THE PROBLEM: Work out how many lines of the records hold the string "чтобы", and reply with that number alone.

Records from a data collection
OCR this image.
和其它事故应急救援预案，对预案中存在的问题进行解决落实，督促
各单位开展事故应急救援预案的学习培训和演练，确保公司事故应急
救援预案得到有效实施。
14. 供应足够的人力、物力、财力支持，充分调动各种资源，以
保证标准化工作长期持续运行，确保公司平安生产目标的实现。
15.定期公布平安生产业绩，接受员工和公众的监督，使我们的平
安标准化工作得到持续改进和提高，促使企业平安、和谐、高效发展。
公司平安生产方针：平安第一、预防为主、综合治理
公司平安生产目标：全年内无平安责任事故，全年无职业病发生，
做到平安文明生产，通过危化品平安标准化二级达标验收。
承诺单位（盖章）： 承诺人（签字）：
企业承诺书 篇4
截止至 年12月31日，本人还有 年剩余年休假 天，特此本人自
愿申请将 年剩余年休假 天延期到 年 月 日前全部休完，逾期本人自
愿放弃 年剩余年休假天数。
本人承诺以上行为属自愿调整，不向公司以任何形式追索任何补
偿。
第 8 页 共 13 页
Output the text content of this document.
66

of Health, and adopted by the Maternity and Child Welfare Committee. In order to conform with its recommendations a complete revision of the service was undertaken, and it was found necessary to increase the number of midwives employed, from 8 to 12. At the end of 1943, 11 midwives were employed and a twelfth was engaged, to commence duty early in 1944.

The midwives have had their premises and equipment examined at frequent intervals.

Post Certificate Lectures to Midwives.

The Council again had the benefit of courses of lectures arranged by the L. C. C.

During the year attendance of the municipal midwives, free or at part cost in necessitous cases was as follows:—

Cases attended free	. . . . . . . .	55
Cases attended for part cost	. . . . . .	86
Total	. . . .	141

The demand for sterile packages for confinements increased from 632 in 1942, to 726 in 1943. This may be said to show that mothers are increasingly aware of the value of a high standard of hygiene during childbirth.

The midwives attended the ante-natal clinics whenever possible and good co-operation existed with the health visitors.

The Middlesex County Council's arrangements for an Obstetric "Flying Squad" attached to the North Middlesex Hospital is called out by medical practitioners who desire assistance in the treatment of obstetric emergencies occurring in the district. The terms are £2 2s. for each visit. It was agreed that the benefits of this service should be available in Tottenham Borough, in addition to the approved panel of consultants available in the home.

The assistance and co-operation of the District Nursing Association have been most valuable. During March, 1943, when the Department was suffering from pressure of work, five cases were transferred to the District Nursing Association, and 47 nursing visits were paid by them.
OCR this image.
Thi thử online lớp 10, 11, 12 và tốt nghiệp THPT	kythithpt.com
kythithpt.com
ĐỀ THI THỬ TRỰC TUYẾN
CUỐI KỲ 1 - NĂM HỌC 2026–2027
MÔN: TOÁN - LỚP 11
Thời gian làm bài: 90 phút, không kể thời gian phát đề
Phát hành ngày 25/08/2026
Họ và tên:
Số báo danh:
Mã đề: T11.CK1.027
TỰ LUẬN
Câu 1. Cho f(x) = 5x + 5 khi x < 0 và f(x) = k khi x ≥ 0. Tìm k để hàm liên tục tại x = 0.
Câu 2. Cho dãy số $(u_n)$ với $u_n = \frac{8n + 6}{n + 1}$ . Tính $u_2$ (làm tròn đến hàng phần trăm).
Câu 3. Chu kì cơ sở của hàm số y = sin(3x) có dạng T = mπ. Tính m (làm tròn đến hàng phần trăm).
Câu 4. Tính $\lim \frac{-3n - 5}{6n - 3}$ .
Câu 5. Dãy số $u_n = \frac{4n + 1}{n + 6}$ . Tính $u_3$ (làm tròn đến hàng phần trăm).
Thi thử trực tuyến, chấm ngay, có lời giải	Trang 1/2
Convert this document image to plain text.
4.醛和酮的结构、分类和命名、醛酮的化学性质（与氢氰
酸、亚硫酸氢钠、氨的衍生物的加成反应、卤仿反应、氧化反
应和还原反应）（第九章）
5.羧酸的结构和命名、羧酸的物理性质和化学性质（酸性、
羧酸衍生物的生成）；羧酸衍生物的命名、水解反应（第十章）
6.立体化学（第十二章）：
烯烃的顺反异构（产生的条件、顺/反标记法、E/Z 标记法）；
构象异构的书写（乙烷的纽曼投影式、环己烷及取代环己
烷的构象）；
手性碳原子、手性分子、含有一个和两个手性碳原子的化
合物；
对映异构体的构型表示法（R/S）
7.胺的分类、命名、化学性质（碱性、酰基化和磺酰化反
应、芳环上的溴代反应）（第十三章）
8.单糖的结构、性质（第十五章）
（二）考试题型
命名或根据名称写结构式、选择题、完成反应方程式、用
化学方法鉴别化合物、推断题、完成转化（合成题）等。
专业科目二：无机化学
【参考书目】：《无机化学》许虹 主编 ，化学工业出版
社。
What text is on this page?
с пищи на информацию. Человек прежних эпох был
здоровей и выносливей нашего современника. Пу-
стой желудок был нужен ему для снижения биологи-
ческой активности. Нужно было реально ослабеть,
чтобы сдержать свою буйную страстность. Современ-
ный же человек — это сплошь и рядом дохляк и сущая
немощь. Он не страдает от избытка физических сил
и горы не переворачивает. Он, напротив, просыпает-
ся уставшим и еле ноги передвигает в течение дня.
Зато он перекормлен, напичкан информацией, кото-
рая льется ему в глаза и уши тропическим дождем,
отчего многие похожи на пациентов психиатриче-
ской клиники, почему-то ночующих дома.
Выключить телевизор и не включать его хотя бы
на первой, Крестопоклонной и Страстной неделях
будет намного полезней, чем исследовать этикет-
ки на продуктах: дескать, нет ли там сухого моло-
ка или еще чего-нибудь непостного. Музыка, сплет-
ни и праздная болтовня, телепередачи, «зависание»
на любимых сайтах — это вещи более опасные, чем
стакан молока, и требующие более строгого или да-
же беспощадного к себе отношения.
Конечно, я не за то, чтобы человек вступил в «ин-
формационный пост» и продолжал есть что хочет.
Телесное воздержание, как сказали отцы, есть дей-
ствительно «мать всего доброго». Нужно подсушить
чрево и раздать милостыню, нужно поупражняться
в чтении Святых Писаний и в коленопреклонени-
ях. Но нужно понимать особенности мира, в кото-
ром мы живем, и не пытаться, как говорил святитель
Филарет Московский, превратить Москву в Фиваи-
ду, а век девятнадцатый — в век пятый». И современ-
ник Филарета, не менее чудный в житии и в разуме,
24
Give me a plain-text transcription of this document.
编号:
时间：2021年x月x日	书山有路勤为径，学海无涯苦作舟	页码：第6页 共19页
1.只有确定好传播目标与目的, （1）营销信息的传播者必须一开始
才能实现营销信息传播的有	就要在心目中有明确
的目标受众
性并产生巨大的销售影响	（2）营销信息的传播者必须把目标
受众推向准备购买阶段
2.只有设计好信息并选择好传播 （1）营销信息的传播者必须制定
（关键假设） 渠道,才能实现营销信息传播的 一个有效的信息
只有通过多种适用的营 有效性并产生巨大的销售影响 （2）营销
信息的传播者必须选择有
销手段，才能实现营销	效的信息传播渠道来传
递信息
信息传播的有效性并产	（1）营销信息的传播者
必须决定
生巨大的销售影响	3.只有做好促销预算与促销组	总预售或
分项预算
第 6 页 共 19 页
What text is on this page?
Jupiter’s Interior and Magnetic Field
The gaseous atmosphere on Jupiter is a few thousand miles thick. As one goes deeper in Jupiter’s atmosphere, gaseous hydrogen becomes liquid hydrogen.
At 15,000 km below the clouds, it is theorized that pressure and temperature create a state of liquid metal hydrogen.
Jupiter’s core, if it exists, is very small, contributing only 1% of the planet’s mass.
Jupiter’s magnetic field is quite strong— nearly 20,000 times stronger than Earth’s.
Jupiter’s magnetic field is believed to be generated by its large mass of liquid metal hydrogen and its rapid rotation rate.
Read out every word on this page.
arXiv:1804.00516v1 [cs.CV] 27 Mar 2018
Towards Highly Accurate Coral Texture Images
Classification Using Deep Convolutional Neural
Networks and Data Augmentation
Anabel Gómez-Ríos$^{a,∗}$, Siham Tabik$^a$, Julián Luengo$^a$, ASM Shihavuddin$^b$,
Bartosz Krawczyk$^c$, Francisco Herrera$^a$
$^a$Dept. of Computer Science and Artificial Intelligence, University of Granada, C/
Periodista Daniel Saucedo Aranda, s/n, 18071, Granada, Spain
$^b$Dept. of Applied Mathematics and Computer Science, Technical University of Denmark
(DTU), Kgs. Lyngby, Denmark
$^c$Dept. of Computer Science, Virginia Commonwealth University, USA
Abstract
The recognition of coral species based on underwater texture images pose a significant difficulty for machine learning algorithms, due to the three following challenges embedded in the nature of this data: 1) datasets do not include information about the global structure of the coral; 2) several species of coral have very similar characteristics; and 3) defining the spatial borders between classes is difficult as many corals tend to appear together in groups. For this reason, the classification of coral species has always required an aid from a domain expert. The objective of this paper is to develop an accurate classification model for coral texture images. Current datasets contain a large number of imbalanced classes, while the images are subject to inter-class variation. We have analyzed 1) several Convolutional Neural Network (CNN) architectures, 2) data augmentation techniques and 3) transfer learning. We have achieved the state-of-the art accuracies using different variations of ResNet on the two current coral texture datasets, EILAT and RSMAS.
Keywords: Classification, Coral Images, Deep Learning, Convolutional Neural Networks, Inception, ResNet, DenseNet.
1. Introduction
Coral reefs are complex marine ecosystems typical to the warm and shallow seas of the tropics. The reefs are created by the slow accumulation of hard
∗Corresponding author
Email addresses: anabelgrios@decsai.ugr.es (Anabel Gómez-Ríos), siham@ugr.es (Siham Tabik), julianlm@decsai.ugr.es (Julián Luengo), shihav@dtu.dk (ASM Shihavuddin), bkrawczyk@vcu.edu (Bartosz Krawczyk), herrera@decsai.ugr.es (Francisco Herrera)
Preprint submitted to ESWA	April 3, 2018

REPLY TO THE TASK: 2